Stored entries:

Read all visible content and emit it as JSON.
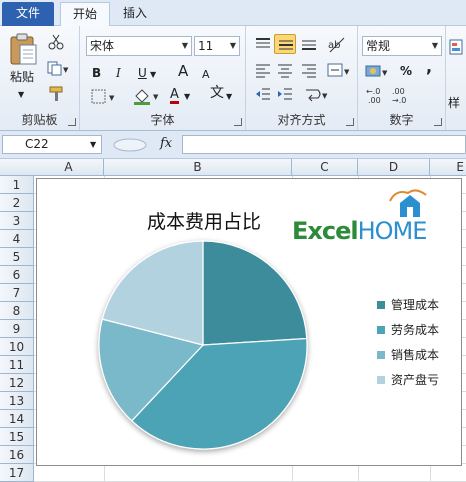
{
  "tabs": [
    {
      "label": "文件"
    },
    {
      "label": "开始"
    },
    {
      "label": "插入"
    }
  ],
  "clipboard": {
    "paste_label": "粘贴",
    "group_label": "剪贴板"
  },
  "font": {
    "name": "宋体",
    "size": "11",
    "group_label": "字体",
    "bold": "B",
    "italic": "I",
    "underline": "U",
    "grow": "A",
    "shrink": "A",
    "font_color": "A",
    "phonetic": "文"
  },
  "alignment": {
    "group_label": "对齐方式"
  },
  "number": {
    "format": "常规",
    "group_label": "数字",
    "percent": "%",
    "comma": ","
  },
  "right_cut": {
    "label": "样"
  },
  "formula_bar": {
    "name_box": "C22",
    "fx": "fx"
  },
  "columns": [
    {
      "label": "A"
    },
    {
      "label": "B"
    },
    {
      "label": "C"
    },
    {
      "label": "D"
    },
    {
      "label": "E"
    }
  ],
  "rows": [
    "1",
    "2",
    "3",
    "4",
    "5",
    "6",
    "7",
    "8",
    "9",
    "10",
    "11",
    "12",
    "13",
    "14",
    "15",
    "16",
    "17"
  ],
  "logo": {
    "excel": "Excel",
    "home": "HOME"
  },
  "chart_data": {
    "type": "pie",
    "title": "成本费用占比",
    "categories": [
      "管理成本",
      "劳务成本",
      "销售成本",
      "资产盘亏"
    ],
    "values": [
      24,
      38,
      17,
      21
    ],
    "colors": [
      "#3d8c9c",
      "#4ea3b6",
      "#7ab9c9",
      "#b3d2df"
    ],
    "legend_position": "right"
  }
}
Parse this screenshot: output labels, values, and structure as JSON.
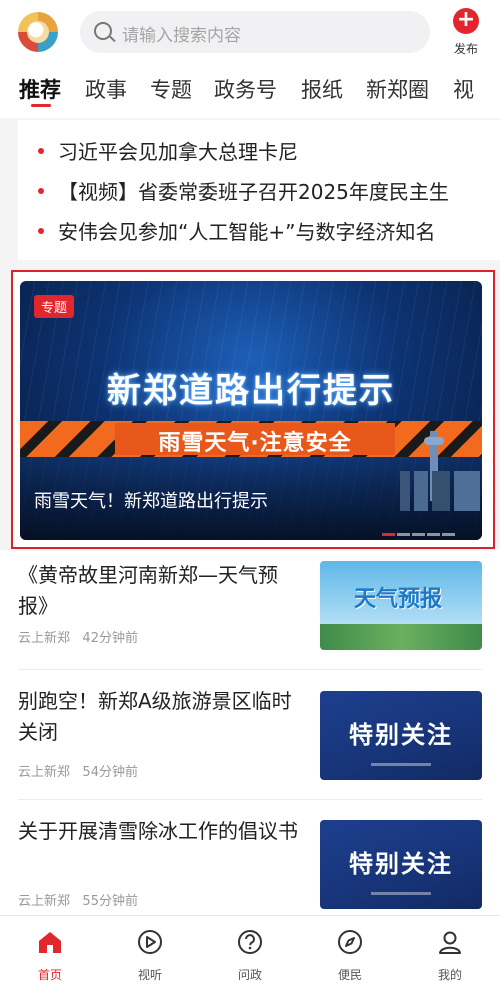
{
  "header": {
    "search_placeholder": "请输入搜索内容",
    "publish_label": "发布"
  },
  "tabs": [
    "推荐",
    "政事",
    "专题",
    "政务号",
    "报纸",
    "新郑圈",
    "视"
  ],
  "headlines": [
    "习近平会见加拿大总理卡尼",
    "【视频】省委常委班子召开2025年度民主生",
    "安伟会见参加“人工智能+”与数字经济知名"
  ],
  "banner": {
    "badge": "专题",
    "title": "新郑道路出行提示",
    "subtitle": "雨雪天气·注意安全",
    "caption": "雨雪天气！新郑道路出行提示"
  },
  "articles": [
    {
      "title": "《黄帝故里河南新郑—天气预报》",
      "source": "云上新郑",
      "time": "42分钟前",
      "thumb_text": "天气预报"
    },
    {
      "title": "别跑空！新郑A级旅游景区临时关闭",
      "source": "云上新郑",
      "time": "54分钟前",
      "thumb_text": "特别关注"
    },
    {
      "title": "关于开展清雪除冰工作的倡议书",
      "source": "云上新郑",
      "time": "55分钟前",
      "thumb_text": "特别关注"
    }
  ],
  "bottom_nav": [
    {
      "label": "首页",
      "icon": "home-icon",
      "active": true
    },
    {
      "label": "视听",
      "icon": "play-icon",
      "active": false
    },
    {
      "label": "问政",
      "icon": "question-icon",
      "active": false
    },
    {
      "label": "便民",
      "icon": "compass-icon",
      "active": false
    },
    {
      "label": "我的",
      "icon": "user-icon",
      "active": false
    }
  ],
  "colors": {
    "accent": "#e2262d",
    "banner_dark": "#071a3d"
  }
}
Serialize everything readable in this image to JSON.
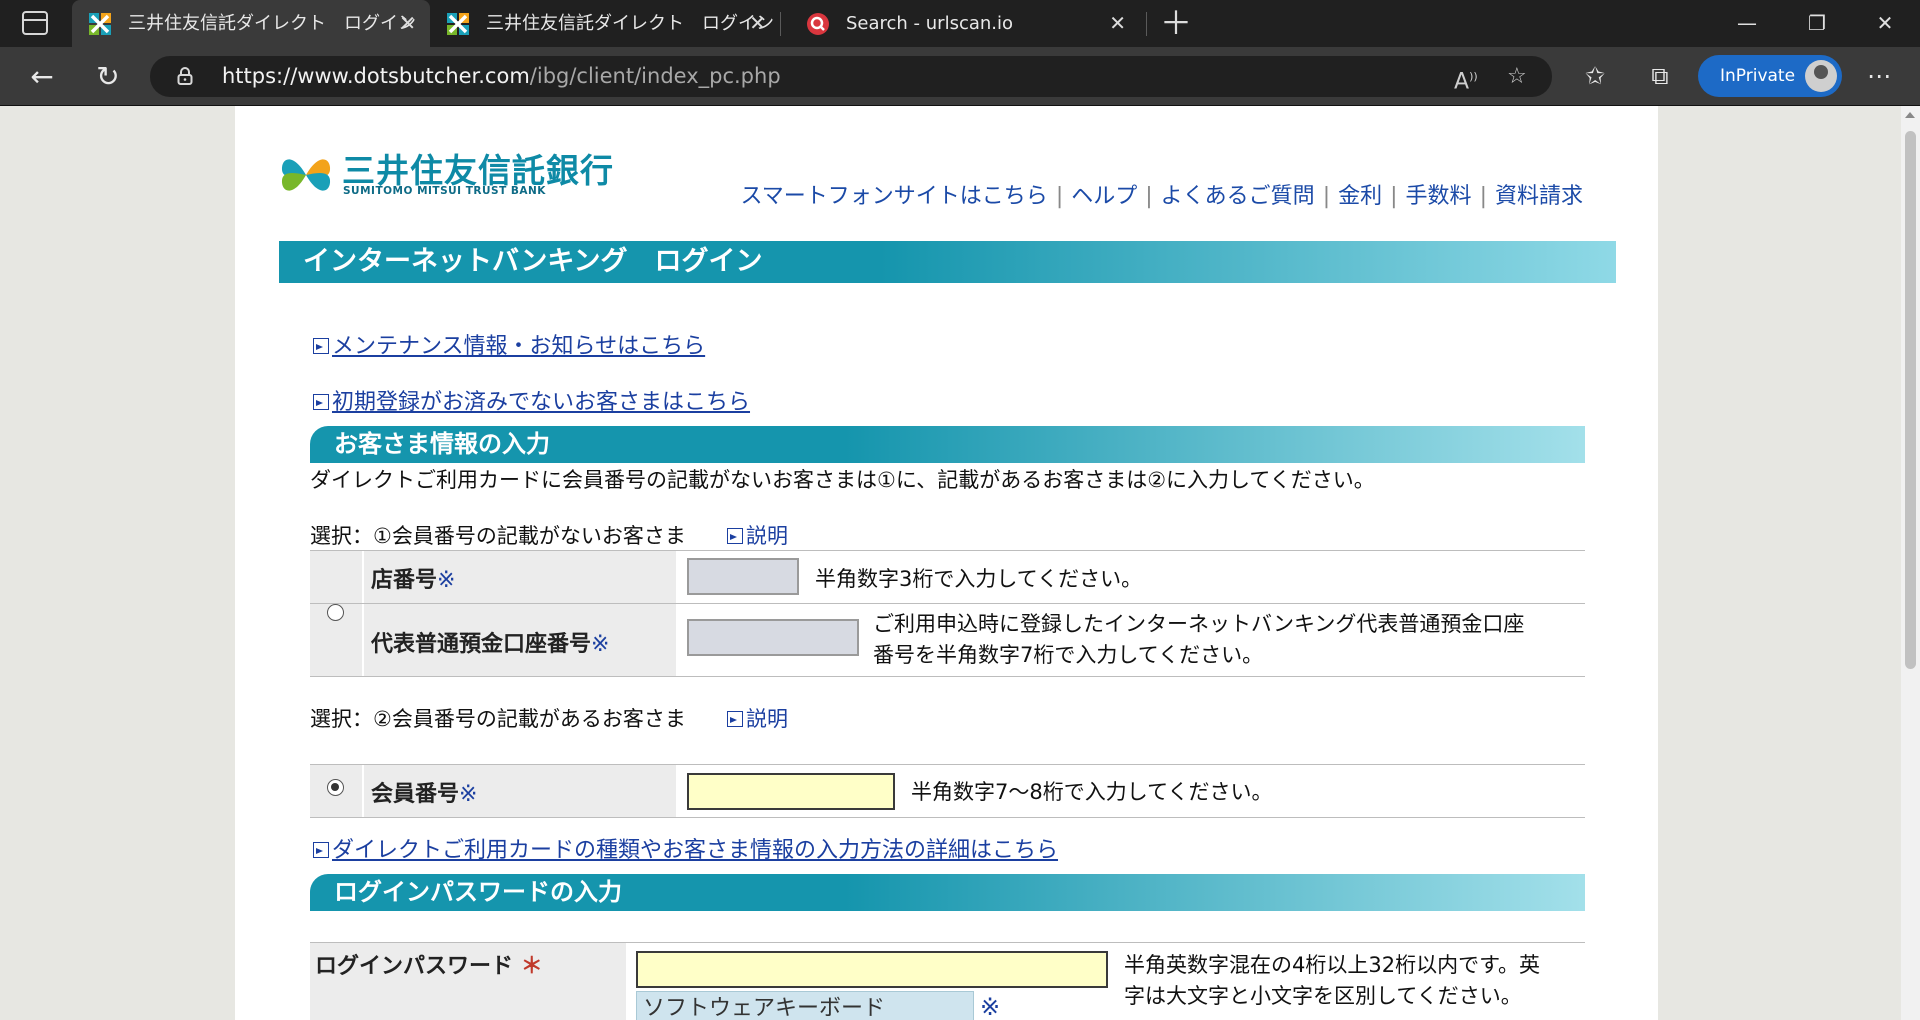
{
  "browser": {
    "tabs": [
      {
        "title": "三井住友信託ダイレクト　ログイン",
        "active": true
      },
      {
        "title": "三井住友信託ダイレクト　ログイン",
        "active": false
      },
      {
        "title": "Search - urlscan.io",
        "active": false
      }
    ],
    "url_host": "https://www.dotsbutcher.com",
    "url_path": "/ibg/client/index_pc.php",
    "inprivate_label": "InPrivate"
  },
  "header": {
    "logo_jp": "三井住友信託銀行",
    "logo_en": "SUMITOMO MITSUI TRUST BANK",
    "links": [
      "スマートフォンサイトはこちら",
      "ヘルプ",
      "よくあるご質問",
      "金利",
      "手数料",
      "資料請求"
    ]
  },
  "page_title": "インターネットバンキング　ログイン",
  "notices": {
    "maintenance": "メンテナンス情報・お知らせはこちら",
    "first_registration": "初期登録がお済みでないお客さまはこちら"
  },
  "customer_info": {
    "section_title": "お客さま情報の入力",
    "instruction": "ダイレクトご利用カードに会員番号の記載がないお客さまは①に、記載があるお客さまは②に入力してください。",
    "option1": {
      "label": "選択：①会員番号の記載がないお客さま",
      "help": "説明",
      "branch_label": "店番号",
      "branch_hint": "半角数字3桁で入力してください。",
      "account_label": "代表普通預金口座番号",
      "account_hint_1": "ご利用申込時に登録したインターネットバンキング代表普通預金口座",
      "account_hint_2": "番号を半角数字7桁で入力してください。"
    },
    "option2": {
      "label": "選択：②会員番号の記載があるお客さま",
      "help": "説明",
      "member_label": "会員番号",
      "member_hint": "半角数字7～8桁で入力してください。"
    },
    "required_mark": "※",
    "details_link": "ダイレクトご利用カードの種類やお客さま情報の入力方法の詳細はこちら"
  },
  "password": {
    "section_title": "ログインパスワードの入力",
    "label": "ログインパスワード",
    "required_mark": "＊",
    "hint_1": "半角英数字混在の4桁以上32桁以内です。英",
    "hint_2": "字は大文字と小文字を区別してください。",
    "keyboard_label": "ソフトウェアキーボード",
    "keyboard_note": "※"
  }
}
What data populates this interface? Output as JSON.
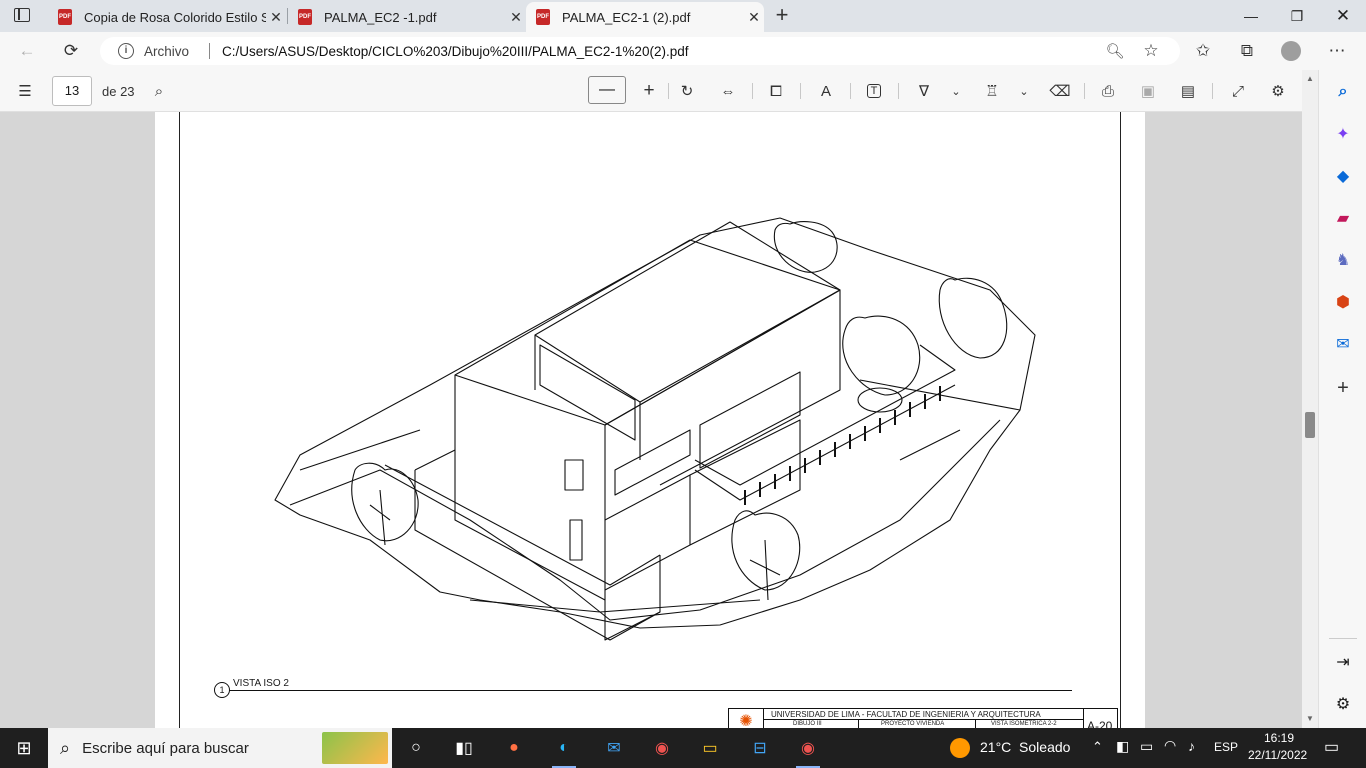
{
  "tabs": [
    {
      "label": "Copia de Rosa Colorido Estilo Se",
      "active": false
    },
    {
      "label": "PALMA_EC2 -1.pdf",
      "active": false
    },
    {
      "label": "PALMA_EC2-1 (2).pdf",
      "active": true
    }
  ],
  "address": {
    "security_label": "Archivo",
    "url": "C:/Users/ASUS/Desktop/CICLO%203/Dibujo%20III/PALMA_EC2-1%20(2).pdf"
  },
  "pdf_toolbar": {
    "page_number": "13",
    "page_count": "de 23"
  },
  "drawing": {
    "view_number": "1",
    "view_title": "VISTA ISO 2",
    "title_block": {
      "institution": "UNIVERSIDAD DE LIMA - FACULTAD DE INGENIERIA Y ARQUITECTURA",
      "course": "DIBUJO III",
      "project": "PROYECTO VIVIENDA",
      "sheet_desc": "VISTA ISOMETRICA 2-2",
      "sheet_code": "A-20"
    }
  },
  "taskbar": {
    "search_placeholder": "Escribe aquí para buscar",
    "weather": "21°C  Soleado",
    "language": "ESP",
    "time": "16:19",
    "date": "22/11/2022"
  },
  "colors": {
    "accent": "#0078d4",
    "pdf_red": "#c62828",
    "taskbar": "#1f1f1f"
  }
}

TASK BRIEF: A faithful copy of the records above is needed, with the pictures left out.

FINAL RESULT:
Read all visible content and emit it as JSON.
{
  "tabs": [
    {
      "label": "文件"
    },
    {
      "label": "开始"
    },
    {
      "label": "插入"
    }
  ],
  "clipboard": {
    "paste_label": "粘贴",
    "group_label": "剪贴板"
  },
  "font": {
    "name": "宋体",
    "size": "11",
    "group_label": "字体",
    "bold": "B",
    "italic": "I",
    "underline": "U",
    "grow": "A",
    "shrink": "A",
    "font_color": "A",
    "phonetic": "文"
  },
  "alignment": {
    "group_label": "对齐方式"
  },
  "number": {
    "format": "常规",
    "group_label": "数字",
    "percent": "%",
    "comma": ","
  },
  "right_cut": {
    "label": "样"
  },
  "formula_bar": {
    "name_box": "C22",
    "fx": "fx"
  },
  "columns": [
    {
      "label": "A"
    },
    {
      "label": "B"
    },
    {
      "label": "C"
    },
    {
      "label": "D"
    },
    {
      "label": "E"
    }
  ],
  "rows": [
    "1",
    "2",
    "3",
    "4",
    "5",
    "6",
    "7",
    "8",
    "9",
    "10",
    "11",
    "12",
    "13",
    "14",
    "15",
    "16",
    "17"
  ],
  "logo": {
    "excel": "Excel",
    "home": "HOME"
  },
  "chart_data": {
    "type": "pie",
    "title": "成本费用占比",
    "categories": [
      "管理成本",
      "劳务成本",
      "销售成本",
      "资产盘亏"
    ],
    "values": [
      24,
      38,
      17,
      21
    ],
    "colors": [
      "#3d8c9c",
      "#4ea3b6",
      "#7ab9c9",
      "#b3d2df"
    ],
    "legend_position": "right"
  }
}
Parse this screenshot: output labels, values, and structure as JSON.
{
  "header": {
    "search_placeholder": "请输入搜索内容",
    "publish_label": "发布"
  },
  "tabs": [
    "推荐",
    "政事",
    "专题",
    "政务号",
    "报纸",
    "新郑圈",
    "视"
  ],
  "headlines": [
    "习近平会见加拿大总理卡尼",
    "【视频】省委常委班子召开2025年度民主生",
    "安伟会见参加“人工智能+”与数字经济知名"
  ],
  "banner": {
    "badge": "专题",
    "title": "新郑道路出行提示",
    "subtitle": "雨雪天气·注意安全",
    "caption": "雨雪天气！新郑道路出行提示"
  },
  "articles": [
    {
      "title": "《黄帝故里河南新郑—天气预报》",
      "source": "云上新郑",
      "time": "42分钟前",
      "thumb_text": "天气预报"
    },
    {
      "title": "别跑空！新郑A级旅游景区临时关闭",
      "source": "云上新郑",
      "time": "54分钟前",
      "thumb_text": "特别关注"
    },
    {
      "title": "关于开展清雪除冰工作的倡议书",
      "source": "云上新郑",
      "time": "55分钟前",
      "thumb_text": "特别关注"
    }
  ],
  "bottom_nav": [
    {
      "label": "首页",
      "icon": "home-icon",
      "active": true
    },
    {
      "label": "视听",
      "icon": "play-icon",
      "active": false
    },
    {
      "label": "问政",
      "icon": "question-icon",
      "active": false
    },
    {
      "label": "便民",
      "icon": "compass-icon",
      "active": false
    },
    {
      "label": "我的",
      "icon": "user-icon",
      "active": false
    }
  ],
  "colors": {
    "accent": "#e2262d",
    "banner_dark": "#071a3d"
  }
}
Serialize everything readable in this image to JSON.
{
  "browser": {
    "tabs": [
      {
        "title": "三井住友信託ダイレクト　ログイン",
        "active": true
      },
      {
        "title": "三井住友信託ダイレクト　ログイン",
        "active": false
      },
      {
        "title": "Search - urlscan.io",
        "active": false
      }
    ],
    "url_host": "https://www.dotsbutcher.com",
    "url_path": "/ibg/client/index_pc.php",
    "inprivate_label": "InPrivate"
  },
  "header": {
    "logo_jp": "三井住友信託銀行",
    "logo_en": "SUMITOMO MITSUI TRUST BANK",
    "links": [
      "スマートフォンサイトはこちら",
      "ヘルプ",
      "よくあるご質問",
      "金利",
      "手数料",
      "資料請求"
    ]
  },
  "page_title": "インターネットバンキング　ログイン",
  "notices": {
    "maintenance": "メンテナンス情報・お知らせはこちら",
    "first_registration": "初期登録がお済みでないお客さまはこちら"
  },
  "customer_info": {
    "section_title": "お客さま情報の入力",
    "instruction": "ダイレクトご利用カードに会員番号の記載がないお客さまは①に、記載があるお客さまは②に入力してください。",
    "option1": {
      "label": "選択：①会員番号の記載がないお客さま",
      "help": "説明",
      "branch_label": "店番号",
      "branch_hint": "半角数字3桁で入力してください。",
      "account_label": "代表普通預金口座番号",
      "account_hint_1": "ご利用申込時に登録したインターネットバンキング代表普通預金口座",
      "account_hint_2": "番号を半角数字7桁で入力してください。"
    },
    "option2": {
      "label": "選択：②会員番号の記載があるお客さま",
      "help": "説明",
      "member_label": "会員番号",
      "member_hint": "半角数字7～8桁で入力してください。"
    },
    "required_mark": "※",
    "details_link": "ダイレクトご利用カードの種類やお客さま情報の入力方法の詳細はこちら"
  },
  "password": {
    "section_title": "ログインパスワードの入力",
    "label": "ログインパスワード",
    "required_mark": "＊",
    "hint_1": "半角英数字混在の4桁以上32桁以内です。英",
    "hint_2": "字は大文字と小文字を区別してください。",
    "keyboard_label": "ソフトウェアキーボード",
    "keyboard_note": "※"
  }
}
What data populates this interface? Output as JSON.
{
  "tabs": [
    {
      "label": "Copia de Rosa Colorido Estilo Se",
      "active": false
    },
    {
      "label": "PALMA_EC2 -1.pdf",
      "active": false
    },
    {
      "label": "PALMA_EC2-1 (2).pdf",
      "active": true
    }
  ],
  "address": {
    "security_label": "Archivo",
    "url": "C:/Users/ASUS/Desktop/CICLO%203/Dibujo%20III/PALMA_EC2-1%20(2).pdf"
  },
  "pdf_toolbar": {
    "page_number": "13",
    "page_count": "de 23"
  },
  "drawing": {
    "view_number": "1",
    "view_title": "VISTA ISO 2",
    "title_block": {
      "institution": "UNIVERSIDAD DE LIMA - FACULTAD DE INGENIERIA Y ARQUITECTURA",
      "course": "DIBUJO III",
      "project": "PROYECTO VIVIENDA",
      "sheet_desc": "VISTA ISOMETRICA 2-2",
      "sheet_code": "A-20"
    }
  },
  "taskbar": {
    "search_placeholder": "Escribe aquí para buscar",
    "weather": "21°C  Soleado",
    "language": "ESP",
    "time": "16:19",
    "date": "22/11/2022"
  },
  "colors": {
    "accent": "#0078d4",
    "pdf_red": "#c62828",
    "taskbar": "#1f1f1f"
  }
}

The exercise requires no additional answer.